**Exercise A**
For each statement, say whether the Windows 2003 excerpt below agrees with it, answering yes or no and quoting the deciding words: (i) The Active Directory problem is fixed with Hotfix 829074. (ii) The memory corruption occurs only when the amd64 library is used. (iii) The Windows 2003 KDC issues tickets only for canonical case-sensitive Kerberos Principal names.
**Exercise B**
List every distinct service pack or hotfix that the Windows 2003 excerpt below names as a fix, counting each only once.
**Exercise C**
Answer these questions from the Windows 2003 excerpt below:
(i) In which Kerberos SSP function does the single-bit memory corruption occur?
(ii) What error does the corrupted session key produce on the SAP AppServer?
(iii) What does the Active Directory issue create at the Kerberos protocol level?

── Document excerpt ──

Windows 2003 continued:


1. Windows 2003 64-bit (Fixed with SP1, and Hotfix 889529 for IA64):
There is a single-bit memory corruption in the Kerberos SSP function ExportSecurityContext() which is called on the SAPAppServer when gi64krb5.dll (ia64) or gx64krb5.dll (amd64) is used for Single Sign-On, which can corrupt the cryptographic session key resulting in a "Message out of Sequence" error on the SAP AppServer.

2. Windows 2003 Active Directory (Fixed with SP1, Hotfix 829074):
When installing or upgrading an existing Active Directory to Windows 2003, then your users suddenly have to be careful when typing their username on the computer logon screen, because the Windows 2003 KDC will issue tickets for arbitrarily cased names instead of the canonical case-sensitive Kerberos Principal names, creating myriads of distinct user principals at the Kerberos protocol level.

───
── Supplied records ──

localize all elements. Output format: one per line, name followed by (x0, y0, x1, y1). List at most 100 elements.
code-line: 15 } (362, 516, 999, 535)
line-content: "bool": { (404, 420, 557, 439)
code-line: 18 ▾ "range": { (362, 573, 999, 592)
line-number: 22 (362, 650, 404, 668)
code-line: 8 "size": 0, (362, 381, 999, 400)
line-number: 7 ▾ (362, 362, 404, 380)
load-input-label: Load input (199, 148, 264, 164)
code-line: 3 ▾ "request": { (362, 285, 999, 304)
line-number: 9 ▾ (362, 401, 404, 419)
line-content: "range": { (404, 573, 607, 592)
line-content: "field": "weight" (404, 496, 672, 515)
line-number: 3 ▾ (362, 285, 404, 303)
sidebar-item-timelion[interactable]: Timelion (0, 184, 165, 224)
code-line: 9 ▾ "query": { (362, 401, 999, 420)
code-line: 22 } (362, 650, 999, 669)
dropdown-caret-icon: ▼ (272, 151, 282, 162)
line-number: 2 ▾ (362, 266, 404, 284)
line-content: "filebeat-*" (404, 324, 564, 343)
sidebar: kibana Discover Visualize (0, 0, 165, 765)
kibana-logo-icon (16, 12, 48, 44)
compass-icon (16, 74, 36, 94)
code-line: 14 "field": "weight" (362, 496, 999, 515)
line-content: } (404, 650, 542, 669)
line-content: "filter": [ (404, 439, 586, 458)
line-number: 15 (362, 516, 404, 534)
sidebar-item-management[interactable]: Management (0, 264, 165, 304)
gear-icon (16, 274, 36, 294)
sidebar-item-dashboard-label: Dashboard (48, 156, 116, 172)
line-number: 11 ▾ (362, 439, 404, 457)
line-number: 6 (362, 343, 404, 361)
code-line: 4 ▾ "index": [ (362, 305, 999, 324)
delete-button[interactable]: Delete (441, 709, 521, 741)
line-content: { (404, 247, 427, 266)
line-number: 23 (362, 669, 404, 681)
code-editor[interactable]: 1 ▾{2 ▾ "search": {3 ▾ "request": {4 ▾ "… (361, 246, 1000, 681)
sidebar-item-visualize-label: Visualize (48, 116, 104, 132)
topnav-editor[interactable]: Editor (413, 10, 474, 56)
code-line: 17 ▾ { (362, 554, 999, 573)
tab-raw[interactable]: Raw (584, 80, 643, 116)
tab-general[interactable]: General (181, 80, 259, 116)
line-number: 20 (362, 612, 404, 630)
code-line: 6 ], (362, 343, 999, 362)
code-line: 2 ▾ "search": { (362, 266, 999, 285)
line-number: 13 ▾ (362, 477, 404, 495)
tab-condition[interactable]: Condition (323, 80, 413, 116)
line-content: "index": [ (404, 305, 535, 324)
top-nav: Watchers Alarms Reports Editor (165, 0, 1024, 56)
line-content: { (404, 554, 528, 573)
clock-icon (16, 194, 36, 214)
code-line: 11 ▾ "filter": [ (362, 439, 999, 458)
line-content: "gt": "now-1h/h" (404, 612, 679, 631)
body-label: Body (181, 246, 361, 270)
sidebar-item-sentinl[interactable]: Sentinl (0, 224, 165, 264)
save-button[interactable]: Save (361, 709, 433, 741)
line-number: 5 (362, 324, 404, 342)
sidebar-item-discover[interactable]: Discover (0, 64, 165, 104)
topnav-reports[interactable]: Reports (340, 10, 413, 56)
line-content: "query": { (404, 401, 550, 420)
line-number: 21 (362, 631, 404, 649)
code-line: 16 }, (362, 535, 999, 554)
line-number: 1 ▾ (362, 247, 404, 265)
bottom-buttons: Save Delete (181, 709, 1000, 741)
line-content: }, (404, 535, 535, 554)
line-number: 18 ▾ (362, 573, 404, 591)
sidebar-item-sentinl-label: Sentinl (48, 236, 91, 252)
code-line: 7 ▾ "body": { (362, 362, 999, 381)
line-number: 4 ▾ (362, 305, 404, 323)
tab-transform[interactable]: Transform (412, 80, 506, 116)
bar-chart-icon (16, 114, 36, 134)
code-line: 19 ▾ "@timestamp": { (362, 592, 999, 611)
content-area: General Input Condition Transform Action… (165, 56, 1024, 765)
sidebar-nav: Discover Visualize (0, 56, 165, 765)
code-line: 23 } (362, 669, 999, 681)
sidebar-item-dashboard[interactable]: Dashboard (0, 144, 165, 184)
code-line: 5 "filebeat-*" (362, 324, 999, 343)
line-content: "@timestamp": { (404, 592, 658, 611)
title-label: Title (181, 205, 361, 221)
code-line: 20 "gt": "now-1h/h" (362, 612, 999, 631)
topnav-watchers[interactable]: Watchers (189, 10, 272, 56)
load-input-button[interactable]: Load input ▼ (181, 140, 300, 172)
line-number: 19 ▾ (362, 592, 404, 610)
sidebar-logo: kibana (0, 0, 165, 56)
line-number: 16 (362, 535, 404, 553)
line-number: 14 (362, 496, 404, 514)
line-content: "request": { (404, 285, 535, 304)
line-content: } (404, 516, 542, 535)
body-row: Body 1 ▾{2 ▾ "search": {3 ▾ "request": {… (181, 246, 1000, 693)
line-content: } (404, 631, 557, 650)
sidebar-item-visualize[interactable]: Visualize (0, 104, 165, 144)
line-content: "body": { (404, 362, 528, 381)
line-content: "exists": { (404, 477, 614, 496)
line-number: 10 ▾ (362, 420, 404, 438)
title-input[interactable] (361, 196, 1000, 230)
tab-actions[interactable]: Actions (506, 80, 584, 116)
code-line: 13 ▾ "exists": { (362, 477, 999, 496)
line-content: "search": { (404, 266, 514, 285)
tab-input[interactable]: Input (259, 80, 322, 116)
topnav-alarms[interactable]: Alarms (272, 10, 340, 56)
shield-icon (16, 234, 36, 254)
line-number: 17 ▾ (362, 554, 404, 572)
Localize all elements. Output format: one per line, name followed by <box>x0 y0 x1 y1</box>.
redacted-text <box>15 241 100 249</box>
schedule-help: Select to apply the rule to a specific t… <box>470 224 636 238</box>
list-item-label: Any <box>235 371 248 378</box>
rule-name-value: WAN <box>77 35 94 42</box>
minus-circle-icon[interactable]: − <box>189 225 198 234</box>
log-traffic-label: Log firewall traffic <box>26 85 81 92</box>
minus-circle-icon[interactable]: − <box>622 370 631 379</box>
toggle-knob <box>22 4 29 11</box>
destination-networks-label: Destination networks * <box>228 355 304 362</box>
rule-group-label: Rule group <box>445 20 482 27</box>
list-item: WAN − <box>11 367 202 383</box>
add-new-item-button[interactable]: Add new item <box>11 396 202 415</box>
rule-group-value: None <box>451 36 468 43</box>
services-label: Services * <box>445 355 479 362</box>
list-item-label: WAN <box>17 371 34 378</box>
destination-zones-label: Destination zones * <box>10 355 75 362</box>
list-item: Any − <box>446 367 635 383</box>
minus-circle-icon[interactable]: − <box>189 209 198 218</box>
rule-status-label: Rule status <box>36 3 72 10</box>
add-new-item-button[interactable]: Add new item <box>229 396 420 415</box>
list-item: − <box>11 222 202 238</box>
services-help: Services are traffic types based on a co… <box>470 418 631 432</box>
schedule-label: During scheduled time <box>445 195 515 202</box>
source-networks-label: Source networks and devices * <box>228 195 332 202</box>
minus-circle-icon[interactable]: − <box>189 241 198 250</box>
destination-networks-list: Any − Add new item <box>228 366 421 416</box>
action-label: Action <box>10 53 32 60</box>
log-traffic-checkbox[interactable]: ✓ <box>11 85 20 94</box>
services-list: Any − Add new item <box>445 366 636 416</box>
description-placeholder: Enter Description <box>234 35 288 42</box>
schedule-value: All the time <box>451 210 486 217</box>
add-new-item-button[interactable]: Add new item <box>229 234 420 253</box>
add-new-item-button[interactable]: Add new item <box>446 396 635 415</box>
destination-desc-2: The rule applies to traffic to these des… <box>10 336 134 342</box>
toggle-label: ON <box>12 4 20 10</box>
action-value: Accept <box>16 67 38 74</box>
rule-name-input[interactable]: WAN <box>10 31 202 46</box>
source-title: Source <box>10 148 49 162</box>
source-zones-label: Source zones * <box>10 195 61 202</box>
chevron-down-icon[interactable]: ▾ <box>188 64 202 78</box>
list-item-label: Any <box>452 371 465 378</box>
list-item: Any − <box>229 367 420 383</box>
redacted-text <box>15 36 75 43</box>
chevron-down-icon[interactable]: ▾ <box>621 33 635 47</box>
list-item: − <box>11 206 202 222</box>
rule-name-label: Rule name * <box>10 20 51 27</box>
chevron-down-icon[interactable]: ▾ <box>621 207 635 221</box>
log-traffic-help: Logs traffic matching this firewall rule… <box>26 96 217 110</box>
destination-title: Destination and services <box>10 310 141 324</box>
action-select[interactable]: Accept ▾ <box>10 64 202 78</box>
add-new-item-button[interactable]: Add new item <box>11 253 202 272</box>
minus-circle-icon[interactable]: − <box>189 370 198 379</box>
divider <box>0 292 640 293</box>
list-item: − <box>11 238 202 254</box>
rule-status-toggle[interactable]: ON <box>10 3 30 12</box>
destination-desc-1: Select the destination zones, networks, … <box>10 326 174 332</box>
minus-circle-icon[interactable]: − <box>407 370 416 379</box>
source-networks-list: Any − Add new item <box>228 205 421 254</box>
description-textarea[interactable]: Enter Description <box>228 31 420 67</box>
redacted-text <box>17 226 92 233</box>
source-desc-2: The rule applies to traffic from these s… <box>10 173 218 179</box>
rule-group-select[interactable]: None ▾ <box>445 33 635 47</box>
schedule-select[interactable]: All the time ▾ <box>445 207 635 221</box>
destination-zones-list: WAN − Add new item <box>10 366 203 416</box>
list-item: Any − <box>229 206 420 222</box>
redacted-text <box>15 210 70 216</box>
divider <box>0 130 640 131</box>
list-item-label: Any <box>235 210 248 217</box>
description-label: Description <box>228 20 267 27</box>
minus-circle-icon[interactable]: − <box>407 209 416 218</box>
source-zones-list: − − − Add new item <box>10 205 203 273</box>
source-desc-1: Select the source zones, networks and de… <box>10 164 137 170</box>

───

**Worked solution A**
(i) Yes: "Fixed with SP1, Hotfix 829074"
(ii) No: "gi64krb5.dll (ia64) or gx64krb5.dll (amd64) is used"
(iii) No: "will issue tickets for arbitrarily cased names instead of the canonical case-sensitive Kerberos Principal names"

**Worked solution B**
SP1
Hotfix 889529
Hotfix 829074

**Worked solution C**
(i) ExportSecurityContext()
(ii) A "Message out of Sequence" error
(iii) Myriads of distinct user principals